→ Exercise directions: Print every entry word for word, but omit the pictures.

→ The data:
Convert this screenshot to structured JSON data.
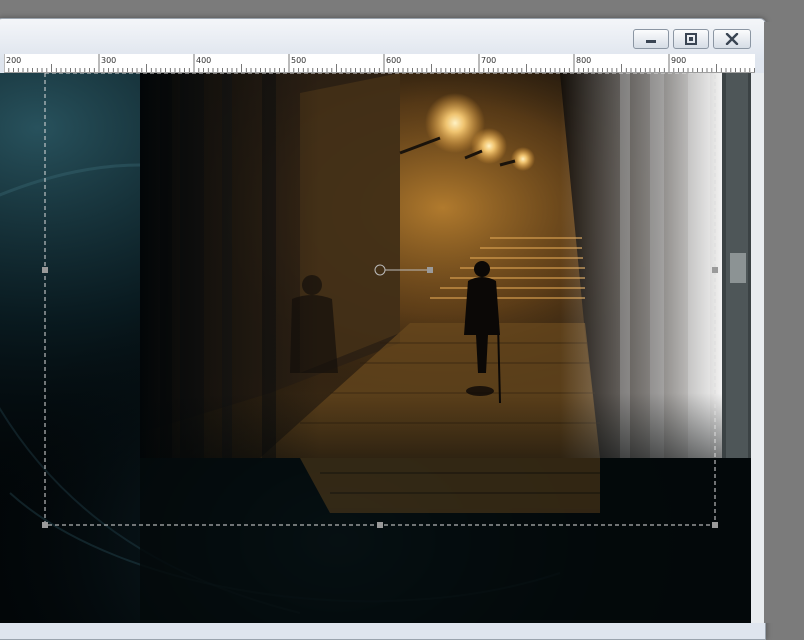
{
  "window": {
    "buttons": {
      "minimize": "minimize-icon",
      "maximize": "maximize-icon",
      "close": "close-icon"
    }
  },
  "ruler": {
    "labels": [
      "200",
      "300",
      "400",
      "500",
      "600",
      "700",
      "800",
      "900"
    ]
  },
  "colors": {
    "background": "#7b7b7b",
    "canvas": "#020608",
    "lamp_glow": "#ffd27a",
    "teal_swirl": "#2c5a66",
    "selection": "#dddddd"
  }
}
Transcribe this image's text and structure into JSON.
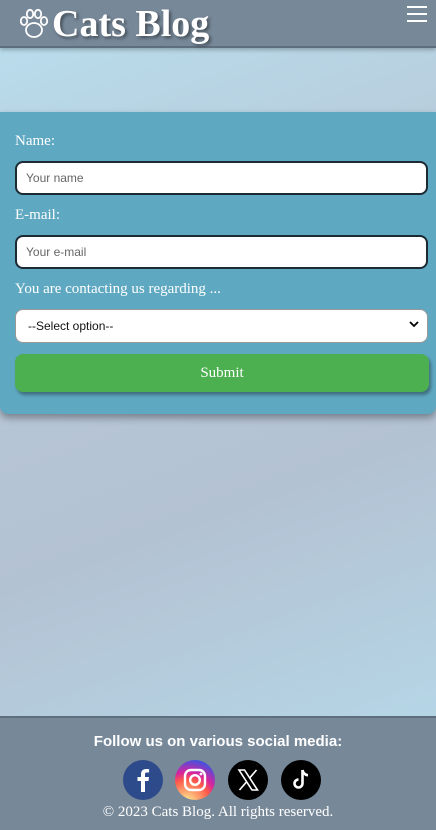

→ Correct response:
Convert this screenshot to structured JSON data.
{
  "window": {
    "buttons": {
      "minimize": "minimize-icon",
      "maximize": "maximize-icon",
      "close": "close-icon"
    }
  },
  "ruler": {
    "labels": [
      "200",
      "300",
      "400",
      "500",
      "600",
      "700",
      "800",
      "900"
    ]
  },
  "colors": {
    "background": "#7b7b7b",
    "canvas": "#020608",
    "lamp_glow": "#ffd27a",
    "teal_swirl": "#2c5a66",
    "selection": "#dddddd"
  }
}
Transcribe this image's text and structure into JSON.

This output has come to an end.